Dataset records:

***

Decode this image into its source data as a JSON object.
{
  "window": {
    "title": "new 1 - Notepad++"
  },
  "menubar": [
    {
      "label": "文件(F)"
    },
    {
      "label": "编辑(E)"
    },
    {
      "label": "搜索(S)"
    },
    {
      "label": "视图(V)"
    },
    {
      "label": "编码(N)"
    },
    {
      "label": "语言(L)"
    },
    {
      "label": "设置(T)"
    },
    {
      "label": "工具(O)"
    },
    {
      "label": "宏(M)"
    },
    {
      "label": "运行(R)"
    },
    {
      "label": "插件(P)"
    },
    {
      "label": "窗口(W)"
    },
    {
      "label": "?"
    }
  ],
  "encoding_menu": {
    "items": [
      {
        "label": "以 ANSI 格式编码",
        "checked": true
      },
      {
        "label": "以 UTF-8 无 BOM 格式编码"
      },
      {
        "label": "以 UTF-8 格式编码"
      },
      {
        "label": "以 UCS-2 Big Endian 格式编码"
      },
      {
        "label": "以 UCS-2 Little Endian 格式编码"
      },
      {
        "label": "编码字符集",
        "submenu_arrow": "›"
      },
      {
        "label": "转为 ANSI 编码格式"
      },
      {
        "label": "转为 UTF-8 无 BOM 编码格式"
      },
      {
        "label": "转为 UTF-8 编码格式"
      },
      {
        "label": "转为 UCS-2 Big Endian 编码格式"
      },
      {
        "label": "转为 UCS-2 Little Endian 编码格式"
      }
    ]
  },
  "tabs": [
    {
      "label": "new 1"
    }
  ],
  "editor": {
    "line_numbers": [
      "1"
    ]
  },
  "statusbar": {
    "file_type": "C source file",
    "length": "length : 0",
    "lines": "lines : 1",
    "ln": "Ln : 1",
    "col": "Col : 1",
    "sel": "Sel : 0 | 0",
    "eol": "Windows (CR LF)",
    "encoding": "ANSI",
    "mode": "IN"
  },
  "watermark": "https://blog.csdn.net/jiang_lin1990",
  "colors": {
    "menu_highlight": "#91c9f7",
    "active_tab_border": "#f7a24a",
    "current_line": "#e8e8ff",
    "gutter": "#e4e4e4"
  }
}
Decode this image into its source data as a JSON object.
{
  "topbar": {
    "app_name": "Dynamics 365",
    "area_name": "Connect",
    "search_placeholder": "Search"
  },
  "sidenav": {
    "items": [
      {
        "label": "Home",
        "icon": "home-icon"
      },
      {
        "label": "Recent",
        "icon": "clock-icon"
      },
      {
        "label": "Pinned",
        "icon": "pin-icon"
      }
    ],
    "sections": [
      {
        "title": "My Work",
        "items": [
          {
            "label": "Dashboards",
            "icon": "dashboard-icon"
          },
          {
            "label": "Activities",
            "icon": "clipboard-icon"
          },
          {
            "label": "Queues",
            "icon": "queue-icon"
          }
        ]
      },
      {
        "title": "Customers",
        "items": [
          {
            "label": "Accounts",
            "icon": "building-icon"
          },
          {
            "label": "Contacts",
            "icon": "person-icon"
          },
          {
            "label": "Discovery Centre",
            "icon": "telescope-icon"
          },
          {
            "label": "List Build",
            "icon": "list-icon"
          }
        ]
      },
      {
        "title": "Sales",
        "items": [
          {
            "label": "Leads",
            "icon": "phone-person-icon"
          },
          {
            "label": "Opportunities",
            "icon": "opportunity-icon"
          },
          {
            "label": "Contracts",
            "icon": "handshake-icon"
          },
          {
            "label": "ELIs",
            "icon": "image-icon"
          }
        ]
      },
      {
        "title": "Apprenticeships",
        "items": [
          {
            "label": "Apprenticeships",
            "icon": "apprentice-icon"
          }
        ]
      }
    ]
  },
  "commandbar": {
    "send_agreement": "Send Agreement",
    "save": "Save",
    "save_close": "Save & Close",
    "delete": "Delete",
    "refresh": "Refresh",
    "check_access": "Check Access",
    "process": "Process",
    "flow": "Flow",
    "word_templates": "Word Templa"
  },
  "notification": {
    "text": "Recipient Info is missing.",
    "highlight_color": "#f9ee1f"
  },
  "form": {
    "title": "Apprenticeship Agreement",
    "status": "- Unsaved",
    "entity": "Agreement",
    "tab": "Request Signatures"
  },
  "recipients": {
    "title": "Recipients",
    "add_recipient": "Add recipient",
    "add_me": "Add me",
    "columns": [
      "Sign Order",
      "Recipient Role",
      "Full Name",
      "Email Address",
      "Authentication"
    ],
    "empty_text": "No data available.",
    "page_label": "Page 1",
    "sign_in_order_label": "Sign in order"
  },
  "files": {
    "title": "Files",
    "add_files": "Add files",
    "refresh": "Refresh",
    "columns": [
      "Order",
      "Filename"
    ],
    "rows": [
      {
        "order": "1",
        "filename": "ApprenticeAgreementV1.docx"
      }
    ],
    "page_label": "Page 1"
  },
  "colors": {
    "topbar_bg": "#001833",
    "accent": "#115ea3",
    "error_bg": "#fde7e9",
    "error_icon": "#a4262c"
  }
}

***

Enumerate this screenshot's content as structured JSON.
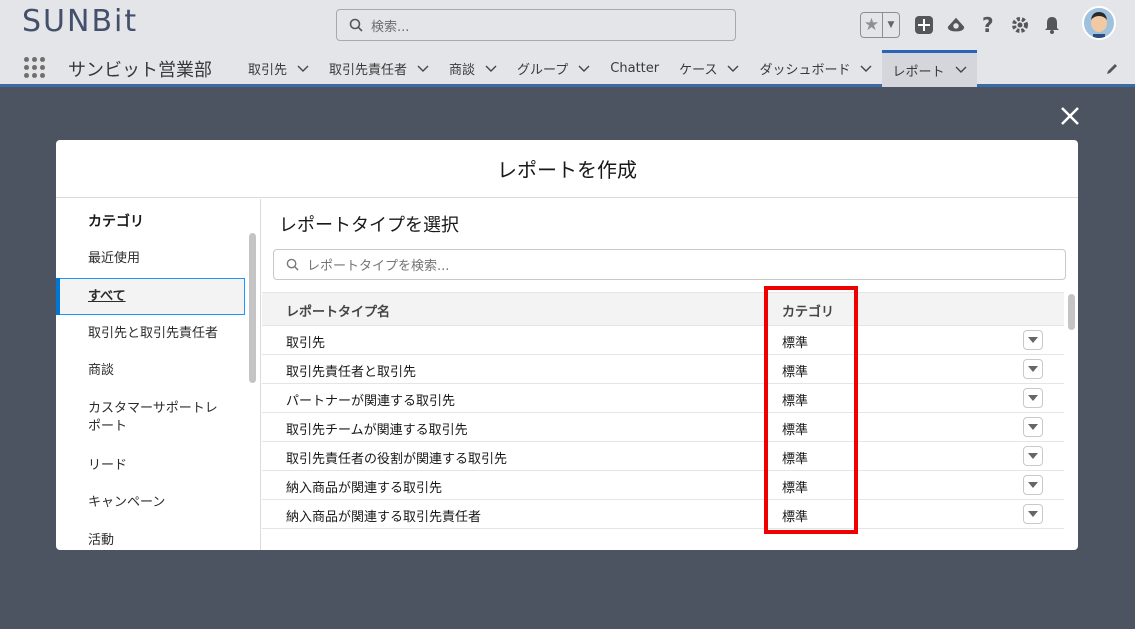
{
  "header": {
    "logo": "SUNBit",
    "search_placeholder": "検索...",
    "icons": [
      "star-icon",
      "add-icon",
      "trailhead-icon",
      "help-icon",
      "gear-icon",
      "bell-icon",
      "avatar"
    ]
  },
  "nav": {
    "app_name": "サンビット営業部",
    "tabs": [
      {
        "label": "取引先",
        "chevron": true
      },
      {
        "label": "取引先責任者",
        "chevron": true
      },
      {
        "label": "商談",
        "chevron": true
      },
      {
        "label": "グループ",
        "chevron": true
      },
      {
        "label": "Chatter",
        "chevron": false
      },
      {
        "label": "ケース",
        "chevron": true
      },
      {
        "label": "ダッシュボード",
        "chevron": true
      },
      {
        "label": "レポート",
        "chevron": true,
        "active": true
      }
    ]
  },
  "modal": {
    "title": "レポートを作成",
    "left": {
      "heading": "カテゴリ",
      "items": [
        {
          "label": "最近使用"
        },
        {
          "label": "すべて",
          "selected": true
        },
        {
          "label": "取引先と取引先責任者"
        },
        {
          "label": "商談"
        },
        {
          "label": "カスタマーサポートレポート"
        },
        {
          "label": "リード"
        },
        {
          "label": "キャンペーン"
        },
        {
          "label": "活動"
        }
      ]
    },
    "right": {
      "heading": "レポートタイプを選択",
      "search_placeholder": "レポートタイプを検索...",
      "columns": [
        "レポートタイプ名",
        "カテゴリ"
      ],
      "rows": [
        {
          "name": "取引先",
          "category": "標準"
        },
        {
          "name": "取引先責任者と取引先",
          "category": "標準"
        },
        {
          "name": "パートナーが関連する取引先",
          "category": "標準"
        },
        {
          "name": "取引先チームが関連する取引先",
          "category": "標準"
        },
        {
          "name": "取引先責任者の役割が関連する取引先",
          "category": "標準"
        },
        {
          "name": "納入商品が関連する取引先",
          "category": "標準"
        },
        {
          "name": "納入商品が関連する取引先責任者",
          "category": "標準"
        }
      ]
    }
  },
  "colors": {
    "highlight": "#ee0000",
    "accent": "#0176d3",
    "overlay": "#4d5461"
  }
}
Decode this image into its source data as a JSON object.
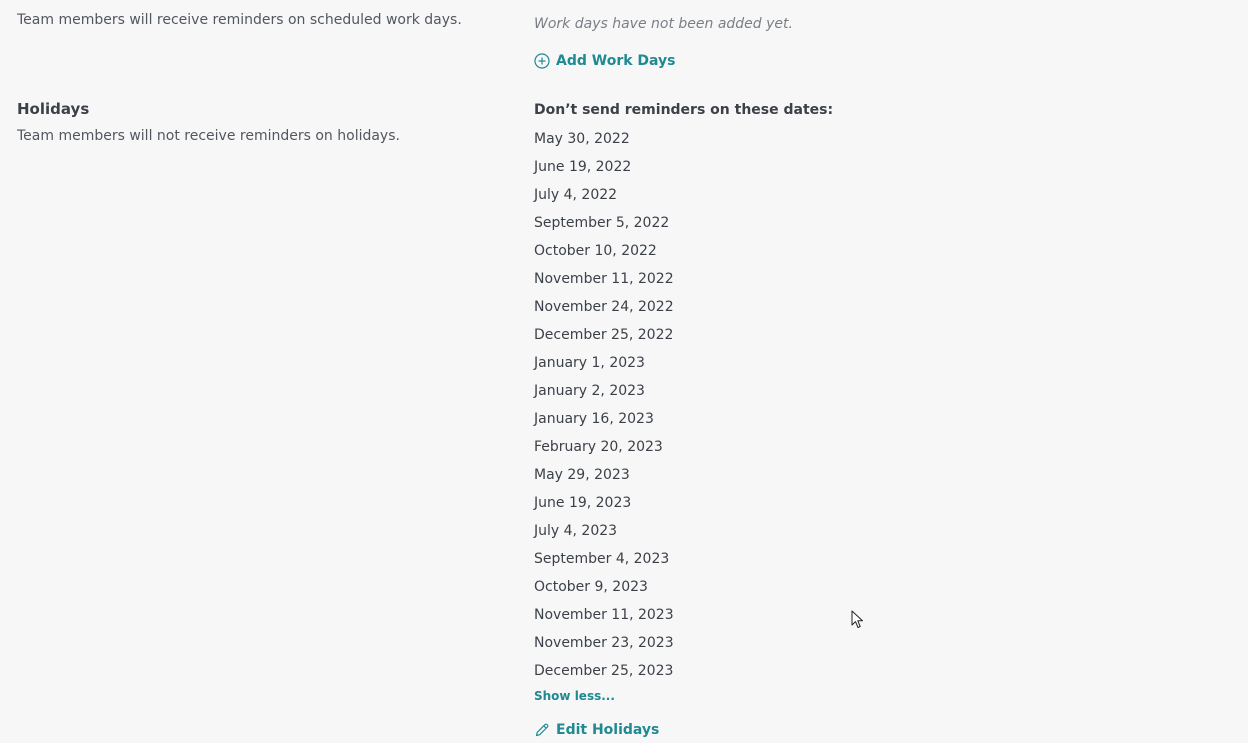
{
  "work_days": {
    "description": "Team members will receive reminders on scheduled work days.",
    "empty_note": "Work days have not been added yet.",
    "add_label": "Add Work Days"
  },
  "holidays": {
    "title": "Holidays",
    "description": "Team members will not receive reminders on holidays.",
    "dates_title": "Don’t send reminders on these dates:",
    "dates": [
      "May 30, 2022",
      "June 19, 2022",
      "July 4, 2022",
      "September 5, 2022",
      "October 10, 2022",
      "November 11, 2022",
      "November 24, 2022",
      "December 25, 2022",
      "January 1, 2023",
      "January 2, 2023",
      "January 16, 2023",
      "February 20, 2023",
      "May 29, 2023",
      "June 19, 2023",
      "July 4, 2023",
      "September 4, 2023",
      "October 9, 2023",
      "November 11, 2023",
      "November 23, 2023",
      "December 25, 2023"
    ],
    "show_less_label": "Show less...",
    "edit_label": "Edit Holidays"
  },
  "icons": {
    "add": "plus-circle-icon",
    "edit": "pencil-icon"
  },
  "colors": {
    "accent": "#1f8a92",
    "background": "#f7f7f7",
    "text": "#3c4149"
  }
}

***

AIM » Copy each line of the records containing the string "ANSI".

RESULT FOR THIS TASK »
        "label": "以 ANSI 格式编码",
        "label": "转为 ANSI 编码格式"
    "encoding": "ANSI",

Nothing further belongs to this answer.